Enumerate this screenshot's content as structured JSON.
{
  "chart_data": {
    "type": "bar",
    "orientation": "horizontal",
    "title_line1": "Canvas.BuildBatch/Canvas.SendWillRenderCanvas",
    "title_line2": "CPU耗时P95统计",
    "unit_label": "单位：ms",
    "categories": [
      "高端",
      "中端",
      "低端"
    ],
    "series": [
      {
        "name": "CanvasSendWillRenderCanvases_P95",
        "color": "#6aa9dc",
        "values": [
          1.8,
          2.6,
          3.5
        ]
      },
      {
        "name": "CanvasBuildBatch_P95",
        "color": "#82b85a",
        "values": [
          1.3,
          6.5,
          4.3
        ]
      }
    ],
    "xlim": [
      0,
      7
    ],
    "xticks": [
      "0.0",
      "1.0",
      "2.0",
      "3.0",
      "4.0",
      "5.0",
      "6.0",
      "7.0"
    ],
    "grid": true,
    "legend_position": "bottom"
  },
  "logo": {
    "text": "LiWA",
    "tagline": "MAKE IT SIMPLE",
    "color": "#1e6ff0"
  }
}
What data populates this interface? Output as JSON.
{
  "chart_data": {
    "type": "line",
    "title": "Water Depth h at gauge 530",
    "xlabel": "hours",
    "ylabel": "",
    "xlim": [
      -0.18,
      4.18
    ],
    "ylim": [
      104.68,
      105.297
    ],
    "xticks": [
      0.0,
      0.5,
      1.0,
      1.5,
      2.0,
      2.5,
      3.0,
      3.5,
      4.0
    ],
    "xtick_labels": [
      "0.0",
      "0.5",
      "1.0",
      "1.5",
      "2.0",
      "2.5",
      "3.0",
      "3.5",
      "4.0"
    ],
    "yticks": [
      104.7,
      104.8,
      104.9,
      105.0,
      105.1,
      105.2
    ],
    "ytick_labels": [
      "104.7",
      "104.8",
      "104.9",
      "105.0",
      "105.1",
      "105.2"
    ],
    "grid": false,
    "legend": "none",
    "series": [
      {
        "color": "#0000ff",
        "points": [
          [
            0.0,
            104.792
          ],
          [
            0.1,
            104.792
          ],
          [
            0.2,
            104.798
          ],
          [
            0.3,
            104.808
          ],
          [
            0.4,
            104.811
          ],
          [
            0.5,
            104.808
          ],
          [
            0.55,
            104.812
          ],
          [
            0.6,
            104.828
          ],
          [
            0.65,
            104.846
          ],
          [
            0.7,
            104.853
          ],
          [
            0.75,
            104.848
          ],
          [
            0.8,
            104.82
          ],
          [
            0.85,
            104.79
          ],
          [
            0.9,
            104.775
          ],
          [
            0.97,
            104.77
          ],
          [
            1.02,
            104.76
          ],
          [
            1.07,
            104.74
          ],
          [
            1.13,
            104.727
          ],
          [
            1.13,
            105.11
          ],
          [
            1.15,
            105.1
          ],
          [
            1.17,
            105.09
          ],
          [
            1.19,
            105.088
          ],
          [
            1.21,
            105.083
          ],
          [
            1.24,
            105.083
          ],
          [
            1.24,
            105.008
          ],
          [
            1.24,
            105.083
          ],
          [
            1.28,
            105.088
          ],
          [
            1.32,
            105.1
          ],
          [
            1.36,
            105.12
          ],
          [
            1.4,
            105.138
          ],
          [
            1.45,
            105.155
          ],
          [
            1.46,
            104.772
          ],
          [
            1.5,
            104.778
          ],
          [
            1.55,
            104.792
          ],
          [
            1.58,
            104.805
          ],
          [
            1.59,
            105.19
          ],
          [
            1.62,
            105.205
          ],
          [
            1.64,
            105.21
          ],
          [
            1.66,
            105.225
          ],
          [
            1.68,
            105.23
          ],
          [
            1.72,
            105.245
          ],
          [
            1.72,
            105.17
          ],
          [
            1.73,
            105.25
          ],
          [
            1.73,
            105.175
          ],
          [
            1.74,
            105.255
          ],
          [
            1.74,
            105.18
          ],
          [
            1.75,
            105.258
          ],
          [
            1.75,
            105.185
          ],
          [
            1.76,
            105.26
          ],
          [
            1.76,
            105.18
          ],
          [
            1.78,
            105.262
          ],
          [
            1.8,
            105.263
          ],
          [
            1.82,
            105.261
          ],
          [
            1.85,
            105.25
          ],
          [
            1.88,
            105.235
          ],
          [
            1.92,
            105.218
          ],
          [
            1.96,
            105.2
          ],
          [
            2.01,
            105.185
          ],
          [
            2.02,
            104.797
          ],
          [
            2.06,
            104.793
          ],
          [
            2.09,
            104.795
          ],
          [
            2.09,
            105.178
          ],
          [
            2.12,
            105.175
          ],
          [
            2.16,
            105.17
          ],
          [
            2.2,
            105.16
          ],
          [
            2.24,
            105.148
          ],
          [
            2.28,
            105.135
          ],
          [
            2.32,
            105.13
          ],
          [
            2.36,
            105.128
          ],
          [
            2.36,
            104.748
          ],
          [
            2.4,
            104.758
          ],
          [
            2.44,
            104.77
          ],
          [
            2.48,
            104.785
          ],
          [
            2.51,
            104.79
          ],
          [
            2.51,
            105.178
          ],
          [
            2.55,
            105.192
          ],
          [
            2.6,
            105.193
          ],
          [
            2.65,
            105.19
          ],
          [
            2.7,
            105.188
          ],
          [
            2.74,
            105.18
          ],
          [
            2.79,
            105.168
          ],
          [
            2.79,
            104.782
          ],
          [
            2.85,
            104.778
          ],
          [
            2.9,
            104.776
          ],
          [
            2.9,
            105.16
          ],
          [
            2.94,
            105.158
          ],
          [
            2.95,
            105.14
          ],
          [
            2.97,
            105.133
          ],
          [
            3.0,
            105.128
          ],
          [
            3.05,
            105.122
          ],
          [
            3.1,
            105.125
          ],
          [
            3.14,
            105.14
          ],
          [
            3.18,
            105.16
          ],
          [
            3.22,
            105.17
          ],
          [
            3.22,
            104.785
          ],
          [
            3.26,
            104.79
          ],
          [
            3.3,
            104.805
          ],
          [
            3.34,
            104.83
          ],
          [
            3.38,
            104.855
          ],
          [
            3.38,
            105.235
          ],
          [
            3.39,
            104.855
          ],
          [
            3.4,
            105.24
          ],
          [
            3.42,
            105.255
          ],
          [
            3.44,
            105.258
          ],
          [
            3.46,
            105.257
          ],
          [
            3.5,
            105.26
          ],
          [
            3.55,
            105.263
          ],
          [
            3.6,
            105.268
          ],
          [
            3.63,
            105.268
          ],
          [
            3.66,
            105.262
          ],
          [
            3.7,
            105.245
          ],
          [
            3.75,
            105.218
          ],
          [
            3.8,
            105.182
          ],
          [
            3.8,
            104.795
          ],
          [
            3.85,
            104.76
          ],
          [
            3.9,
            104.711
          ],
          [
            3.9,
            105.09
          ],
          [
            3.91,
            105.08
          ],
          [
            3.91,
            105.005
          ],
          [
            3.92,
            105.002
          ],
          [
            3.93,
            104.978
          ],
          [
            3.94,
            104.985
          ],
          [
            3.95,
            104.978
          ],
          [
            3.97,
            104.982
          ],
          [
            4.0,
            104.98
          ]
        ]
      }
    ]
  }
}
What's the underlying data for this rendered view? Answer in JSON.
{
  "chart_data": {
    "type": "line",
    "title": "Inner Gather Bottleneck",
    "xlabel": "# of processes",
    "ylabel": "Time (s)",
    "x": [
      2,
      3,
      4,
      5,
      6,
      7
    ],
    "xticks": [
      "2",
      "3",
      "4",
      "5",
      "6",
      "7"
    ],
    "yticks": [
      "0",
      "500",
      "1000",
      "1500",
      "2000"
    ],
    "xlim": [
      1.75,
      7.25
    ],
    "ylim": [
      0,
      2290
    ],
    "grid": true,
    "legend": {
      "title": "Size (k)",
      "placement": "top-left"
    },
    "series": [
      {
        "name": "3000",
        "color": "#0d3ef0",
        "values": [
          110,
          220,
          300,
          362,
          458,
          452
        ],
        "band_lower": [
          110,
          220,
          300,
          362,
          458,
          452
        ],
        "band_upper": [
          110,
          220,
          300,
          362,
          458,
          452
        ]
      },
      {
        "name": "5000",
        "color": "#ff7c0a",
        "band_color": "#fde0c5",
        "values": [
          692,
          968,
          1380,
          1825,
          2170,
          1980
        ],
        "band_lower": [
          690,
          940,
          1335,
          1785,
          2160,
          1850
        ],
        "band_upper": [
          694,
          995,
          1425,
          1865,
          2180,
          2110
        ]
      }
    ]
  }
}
____________
## Problem requirements
Read the entries and select each line where the word "What" is found.

## Completed task
What data populates this interface? Output as JSON.
What's the underlying data for this rendered view? Answer in JSON.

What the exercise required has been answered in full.